What is expected:
Copy out each line featuring the string "edge" from the entries beneath.

Records provided:
□ □ □ □ □

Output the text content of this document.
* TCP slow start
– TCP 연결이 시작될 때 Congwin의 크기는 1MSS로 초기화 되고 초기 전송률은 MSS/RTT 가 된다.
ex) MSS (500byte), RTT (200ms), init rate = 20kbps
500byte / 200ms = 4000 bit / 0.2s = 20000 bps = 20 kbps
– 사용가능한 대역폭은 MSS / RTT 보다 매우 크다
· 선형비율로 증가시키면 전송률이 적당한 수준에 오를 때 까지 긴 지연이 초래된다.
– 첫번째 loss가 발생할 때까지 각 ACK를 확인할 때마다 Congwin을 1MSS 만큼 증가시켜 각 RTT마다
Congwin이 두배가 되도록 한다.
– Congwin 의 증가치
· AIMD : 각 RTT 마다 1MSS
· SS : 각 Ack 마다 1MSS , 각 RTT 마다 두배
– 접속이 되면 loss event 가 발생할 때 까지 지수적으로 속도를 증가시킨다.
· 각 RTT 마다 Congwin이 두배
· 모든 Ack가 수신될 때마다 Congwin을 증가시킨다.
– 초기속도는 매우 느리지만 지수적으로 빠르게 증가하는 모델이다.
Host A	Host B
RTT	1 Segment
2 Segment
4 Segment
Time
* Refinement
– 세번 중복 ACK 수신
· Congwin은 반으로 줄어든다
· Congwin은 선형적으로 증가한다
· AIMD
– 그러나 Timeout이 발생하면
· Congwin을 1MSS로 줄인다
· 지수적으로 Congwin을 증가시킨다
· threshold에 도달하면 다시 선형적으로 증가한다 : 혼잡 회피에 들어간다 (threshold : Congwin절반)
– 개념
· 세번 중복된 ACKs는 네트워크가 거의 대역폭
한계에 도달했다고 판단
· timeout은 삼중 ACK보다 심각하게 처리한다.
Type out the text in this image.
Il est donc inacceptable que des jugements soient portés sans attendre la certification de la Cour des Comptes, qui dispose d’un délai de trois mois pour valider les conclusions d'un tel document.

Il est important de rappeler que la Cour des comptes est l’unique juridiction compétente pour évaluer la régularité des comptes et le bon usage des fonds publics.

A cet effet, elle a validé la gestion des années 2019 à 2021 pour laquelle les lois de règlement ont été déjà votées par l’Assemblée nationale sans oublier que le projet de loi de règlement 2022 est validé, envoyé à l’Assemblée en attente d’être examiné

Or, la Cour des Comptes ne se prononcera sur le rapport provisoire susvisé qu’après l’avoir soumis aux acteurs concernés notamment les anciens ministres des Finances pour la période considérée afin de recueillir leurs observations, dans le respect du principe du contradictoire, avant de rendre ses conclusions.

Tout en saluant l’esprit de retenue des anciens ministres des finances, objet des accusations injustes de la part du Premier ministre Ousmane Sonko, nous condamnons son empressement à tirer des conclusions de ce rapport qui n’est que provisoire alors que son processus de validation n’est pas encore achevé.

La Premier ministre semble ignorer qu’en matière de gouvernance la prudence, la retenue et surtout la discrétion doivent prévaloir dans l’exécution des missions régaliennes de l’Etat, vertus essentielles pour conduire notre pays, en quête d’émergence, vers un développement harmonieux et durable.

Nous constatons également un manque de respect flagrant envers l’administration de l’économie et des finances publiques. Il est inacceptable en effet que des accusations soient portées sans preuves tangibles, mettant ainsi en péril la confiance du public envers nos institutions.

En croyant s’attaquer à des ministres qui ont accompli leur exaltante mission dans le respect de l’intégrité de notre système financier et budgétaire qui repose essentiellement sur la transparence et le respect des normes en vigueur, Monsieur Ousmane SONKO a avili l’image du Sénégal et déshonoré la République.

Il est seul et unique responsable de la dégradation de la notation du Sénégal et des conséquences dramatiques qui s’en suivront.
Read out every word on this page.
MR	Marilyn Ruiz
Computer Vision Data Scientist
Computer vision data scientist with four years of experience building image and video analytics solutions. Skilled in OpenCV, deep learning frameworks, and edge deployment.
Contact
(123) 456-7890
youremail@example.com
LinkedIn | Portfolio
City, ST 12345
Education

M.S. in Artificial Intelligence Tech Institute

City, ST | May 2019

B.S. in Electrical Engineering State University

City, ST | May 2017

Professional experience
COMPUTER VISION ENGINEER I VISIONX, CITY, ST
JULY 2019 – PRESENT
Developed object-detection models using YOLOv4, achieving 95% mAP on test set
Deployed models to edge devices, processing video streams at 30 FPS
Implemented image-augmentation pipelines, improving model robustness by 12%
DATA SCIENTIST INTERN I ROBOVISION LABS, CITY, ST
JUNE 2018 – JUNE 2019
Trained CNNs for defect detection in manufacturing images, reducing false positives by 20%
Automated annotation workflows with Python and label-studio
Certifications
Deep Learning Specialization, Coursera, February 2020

□ □ □ □ □

Problem solution:
Computer vision data scientist with four years of experience building image and video analytics solutions. Skilled in OpenCV, deep learning frameworks, and edge deployment.
Deployed models to edge devices, processing video streams at 30 FPS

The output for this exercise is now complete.